(Written instruction) Take each line containing "streak" and report it exactly as written.

-------- Input records

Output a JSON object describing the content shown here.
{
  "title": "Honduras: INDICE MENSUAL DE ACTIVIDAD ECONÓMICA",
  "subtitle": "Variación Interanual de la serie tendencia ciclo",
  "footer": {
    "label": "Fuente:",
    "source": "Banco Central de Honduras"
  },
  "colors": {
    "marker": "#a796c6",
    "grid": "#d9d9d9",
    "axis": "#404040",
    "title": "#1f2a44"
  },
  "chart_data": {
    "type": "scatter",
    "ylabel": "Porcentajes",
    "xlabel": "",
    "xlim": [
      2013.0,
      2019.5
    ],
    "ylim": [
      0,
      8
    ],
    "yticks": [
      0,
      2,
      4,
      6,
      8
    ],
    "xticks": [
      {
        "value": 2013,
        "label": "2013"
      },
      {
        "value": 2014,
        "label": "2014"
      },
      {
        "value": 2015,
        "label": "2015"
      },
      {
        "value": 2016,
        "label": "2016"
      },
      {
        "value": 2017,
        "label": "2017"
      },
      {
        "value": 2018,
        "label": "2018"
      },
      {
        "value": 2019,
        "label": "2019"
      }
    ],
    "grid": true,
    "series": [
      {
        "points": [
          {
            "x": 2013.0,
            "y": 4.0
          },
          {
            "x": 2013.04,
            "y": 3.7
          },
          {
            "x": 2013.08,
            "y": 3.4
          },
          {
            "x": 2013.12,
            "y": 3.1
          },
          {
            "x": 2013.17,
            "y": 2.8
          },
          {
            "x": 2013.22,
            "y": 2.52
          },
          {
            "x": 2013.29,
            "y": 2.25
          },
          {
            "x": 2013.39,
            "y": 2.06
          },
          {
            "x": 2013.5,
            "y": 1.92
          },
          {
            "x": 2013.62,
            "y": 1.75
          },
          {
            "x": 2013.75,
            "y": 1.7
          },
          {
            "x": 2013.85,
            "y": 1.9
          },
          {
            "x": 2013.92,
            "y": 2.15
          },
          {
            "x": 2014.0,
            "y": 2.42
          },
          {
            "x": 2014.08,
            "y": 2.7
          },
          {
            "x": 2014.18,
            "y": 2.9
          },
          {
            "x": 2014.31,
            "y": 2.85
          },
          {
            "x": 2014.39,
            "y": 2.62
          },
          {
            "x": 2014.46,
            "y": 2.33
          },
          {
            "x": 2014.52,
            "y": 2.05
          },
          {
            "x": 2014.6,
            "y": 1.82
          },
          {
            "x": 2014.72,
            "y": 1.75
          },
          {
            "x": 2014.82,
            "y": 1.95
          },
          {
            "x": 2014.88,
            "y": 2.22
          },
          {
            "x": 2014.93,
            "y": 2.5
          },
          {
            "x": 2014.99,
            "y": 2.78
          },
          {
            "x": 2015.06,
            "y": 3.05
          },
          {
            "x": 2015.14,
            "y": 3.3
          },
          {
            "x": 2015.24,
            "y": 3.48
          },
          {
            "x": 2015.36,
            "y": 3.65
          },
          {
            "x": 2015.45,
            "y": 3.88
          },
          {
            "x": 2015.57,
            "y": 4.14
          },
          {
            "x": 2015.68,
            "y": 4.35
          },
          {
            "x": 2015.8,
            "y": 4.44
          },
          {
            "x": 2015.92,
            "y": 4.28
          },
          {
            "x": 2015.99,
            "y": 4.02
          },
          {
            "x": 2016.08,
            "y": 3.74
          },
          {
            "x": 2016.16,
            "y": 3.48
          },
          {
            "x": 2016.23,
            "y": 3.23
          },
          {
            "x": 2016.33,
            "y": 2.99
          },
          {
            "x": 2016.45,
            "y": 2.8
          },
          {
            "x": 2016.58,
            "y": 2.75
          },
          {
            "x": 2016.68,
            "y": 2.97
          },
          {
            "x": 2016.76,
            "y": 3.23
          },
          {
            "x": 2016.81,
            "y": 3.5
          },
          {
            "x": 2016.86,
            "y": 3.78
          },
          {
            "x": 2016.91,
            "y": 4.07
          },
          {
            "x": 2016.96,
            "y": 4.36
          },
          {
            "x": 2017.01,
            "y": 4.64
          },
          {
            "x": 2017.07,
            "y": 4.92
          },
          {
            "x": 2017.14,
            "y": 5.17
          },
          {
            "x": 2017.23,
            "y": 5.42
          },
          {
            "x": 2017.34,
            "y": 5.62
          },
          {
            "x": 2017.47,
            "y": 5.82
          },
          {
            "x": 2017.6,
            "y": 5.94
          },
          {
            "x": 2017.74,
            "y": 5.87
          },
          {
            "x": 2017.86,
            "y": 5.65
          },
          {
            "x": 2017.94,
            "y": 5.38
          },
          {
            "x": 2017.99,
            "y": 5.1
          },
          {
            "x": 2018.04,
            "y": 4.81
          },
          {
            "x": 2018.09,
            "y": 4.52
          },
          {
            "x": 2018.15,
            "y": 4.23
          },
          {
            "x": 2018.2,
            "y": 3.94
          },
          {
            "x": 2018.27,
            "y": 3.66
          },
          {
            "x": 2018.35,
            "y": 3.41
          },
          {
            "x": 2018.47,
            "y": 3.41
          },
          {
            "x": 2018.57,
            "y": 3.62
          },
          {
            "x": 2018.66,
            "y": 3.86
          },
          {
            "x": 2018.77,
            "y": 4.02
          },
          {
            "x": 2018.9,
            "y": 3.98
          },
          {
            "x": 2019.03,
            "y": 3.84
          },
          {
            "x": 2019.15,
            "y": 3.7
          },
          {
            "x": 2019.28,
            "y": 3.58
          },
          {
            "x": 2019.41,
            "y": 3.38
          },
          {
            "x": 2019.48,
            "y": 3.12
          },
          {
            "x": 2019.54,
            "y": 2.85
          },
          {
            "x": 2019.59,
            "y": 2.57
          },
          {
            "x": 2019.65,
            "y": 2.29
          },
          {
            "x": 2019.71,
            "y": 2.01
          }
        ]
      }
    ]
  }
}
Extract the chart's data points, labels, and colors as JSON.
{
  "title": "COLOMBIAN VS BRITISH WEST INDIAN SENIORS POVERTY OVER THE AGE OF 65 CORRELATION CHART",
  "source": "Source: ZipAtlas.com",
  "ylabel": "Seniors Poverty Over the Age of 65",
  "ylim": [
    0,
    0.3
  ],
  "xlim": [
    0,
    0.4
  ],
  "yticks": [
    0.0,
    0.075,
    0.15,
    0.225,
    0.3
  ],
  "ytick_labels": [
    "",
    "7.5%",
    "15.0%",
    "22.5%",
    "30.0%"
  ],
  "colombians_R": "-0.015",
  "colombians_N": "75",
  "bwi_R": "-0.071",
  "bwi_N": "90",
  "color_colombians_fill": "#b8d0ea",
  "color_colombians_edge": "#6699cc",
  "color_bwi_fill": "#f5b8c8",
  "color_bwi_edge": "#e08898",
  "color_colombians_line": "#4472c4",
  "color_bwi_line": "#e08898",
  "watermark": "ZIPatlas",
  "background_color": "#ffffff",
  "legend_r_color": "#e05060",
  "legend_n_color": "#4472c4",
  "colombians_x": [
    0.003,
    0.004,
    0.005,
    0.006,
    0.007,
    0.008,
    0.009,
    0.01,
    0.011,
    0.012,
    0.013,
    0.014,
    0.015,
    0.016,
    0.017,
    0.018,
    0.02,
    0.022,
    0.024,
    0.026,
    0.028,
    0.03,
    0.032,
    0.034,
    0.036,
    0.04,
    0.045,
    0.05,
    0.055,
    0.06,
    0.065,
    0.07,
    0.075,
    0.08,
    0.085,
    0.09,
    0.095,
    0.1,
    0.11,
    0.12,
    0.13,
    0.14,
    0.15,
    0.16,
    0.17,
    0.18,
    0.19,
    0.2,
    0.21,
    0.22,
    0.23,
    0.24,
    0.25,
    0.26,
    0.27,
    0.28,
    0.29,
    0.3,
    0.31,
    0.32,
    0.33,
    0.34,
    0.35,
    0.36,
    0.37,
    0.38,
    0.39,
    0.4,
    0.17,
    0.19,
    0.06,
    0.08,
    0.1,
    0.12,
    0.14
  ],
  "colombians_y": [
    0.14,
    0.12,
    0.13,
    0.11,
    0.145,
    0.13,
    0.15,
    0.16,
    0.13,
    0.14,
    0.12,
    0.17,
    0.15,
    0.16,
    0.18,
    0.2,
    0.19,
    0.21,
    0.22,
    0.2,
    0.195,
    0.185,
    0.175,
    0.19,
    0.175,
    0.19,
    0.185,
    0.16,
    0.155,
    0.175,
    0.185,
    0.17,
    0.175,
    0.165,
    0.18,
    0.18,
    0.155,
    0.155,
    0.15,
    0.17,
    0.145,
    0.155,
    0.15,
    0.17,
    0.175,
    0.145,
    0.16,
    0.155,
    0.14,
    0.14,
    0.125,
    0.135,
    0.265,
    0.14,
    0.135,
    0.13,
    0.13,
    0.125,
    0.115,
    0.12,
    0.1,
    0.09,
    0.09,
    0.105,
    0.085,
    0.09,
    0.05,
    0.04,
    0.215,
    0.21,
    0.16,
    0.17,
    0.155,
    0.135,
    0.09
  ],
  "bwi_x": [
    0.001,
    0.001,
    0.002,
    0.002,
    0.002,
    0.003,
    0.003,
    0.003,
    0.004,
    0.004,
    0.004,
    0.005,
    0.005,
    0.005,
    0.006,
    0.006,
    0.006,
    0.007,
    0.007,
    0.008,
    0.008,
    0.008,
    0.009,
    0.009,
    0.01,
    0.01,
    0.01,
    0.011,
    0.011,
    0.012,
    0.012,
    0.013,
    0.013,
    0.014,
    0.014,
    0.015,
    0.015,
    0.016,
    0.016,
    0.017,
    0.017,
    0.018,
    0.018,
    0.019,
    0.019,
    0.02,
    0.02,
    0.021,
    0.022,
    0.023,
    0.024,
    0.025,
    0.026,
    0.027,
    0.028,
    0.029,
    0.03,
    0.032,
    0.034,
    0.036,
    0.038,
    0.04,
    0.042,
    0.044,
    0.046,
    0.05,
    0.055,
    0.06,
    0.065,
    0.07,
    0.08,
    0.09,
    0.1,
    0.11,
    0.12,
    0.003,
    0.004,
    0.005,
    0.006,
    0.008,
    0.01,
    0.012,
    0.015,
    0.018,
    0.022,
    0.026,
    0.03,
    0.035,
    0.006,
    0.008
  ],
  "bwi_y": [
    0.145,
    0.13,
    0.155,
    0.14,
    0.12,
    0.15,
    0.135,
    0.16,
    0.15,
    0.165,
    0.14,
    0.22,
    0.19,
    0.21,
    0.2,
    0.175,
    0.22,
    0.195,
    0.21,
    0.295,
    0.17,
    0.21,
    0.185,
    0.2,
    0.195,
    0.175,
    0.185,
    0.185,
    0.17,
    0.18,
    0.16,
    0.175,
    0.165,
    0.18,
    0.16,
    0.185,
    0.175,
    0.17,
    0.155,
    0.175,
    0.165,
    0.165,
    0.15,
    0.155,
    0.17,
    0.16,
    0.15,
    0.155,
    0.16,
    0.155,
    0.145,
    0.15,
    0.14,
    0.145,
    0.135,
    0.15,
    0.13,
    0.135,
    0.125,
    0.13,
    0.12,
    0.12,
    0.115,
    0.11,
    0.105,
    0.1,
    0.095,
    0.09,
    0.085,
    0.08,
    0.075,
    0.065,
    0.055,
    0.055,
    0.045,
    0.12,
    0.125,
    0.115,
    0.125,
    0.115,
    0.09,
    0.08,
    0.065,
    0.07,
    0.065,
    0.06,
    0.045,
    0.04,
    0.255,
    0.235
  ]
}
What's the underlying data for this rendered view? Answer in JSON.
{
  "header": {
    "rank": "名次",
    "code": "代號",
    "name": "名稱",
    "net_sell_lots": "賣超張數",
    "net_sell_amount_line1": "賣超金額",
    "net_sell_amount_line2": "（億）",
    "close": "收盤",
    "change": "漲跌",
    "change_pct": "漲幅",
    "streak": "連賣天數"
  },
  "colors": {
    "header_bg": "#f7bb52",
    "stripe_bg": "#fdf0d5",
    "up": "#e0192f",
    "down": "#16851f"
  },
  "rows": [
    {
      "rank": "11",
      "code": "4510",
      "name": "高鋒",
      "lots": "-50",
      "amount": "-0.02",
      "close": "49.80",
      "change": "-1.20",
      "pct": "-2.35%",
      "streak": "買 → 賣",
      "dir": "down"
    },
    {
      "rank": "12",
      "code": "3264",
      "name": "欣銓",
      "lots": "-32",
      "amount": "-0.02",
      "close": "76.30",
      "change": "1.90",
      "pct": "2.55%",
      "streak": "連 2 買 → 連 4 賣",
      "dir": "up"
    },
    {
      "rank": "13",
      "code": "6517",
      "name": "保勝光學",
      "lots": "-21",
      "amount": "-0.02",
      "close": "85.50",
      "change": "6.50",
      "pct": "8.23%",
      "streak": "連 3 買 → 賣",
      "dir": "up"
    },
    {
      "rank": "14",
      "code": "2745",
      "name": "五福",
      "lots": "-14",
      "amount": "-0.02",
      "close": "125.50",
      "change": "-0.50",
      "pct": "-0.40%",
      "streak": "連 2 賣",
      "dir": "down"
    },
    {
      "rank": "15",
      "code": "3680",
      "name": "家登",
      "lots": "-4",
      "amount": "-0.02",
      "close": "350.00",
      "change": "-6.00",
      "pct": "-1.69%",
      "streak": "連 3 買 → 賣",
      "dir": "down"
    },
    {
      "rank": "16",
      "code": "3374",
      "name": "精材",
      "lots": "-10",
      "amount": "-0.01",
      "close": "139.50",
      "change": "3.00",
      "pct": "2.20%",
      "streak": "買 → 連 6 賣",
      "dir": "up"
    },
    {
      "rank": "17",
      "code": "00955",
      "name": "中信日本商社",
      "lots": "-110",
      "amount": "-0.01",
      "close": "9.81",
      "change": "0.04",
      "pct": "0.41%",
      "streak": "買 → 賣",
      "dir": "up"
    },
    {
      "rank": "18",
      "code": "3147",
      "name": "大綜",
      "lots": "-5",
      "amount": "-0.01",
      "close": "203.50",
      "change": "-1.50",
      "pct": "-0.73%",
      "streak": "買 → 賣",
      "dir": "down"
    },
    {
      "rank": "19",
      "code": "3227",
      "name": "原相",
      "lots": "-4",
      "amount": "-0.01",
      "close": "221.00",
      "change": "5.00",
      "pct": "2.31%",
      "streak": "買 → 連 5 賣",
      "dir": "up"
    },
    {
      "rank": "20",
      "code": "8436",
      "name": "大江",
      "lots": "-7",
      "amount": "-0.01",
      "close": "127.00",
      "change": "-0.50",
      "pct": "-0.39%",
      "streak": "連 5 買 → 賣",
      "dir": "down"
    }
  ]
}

----------------

(Solution to the problem)
    "streak": "連賣天數"
      "streak": "買 → 賣",
      "streak": "連 2 買 → 連 4 賣",
      "streak": "連 3 買 → 賣",
      "streak": "連 2 賣",
      "streak": "連 3 買 → 賣",
      "streak": "買 → 連 6 賣",
      "streak": "買 → 賣",
      "streak": "買 → 賣",
      "streak": "買 → 連 5 賣",
      "streak": "連 5 買 → 賣",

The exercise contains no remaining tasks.